• _Work to complete_
What follows is a set of records, each of which is to be written out exactly.

• _Stored data_
• • • •
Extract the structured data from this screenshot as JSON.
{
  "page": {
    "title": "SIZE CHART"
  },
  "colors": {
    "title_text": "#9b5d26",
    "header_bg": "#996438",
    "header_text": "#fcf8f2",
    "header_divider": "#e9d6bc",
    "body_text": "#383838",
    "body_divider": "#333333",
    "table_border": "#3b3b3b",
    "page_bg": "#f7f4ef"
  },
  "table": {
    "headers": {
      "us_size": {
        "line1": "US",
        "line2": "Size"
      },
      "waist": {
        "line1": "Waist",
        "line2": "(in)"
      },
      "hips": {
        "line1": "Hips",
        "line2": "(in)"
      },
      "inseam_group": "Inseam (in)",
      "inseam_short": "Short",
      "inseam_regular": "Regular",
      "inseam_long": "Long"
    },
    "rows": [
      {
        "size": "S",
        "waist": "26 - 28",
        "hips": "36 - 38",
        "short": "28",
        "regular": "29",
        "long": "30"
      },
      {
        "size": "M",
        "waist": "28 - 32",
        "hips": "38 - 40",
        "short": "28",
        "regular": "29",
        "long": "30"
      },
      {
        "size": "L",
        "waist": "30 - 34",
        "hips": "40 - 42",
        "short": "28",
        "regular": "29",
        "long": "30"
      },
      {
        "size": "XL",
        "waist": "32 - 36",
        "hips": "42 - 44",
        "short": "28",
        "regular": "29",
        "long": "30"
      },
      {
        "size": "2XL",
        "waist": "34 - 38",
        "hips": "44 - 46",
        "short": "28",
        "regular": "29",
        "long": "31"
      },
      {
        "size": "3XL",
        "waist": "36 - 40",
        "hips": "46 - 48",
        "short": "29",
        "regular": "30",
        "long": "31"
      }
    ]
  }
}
• • • •
• _The reply_
Extract the structured data from this screenshot as JSON.
{
  "page": {
    "title": "SIZE CHART"
  },
  "colors": {
    "title_text": "#9b5d26",
    "header_bg": "#996438",
    "header_text": "#fcf8f2",
    "header_divider": "#e9d6bc",
    "body_text": "#383838",
    "body_divider": "#333333",
    "table_border": "#3b3b3b",
    "page_bg": "#f7f4ef"
  },
  "table": {
    "headers": {
      "us_size": {
        "line1": "US",
        "line2": "Size"
      },
      "waist": {
        "line1": "Waist",
        "line2": "(in)"
      },
      "hips": {
        "line1": "Hips",
        "line2": "(in)"
      },
      "inseam_group": "Inseam (in)",
      "inseam_short": "Short",
      "inseam_regular": "Regular",
      "inseam_long": "Long"
    },
    "rows": [
      {
        "size": "S",
        "waist": "26 - 28",
        "hips": "36 - 38",
        "short": "28",
        "regular": "29",
        "long": "30"
      },
      {
        "size": "M",
        "waist": "28 - 32",
        "hips": "38 - 40",
        "short": "28",
        "regular": "29",
        "long": "30"
      },
      {
        "size": "L",
        "waist": "30 - 34",
        "hips": "40 - 42",
        "short": "28",
        "regular": "29",
        "long": "30"
      },
      {
        "size": "XL",
        "waist": "32 - 36",
        "hips": "42 - 44",
        "short": "28",
        "regular": "29",
        "long": "30"
      },
      {
        "size": "2XL",
        "waist": "34 - 38",
        "hips": "44 - 46",
        "short": "28",
        "regular": "29",
        "long": "31"
      },
      {
        "size": "3XL",
        "waist": "36 - 40",
        "hips": "46 - 48",
        "short": "29",
        "regular": "30",
        "long": "31"
      }
    ]
  }
}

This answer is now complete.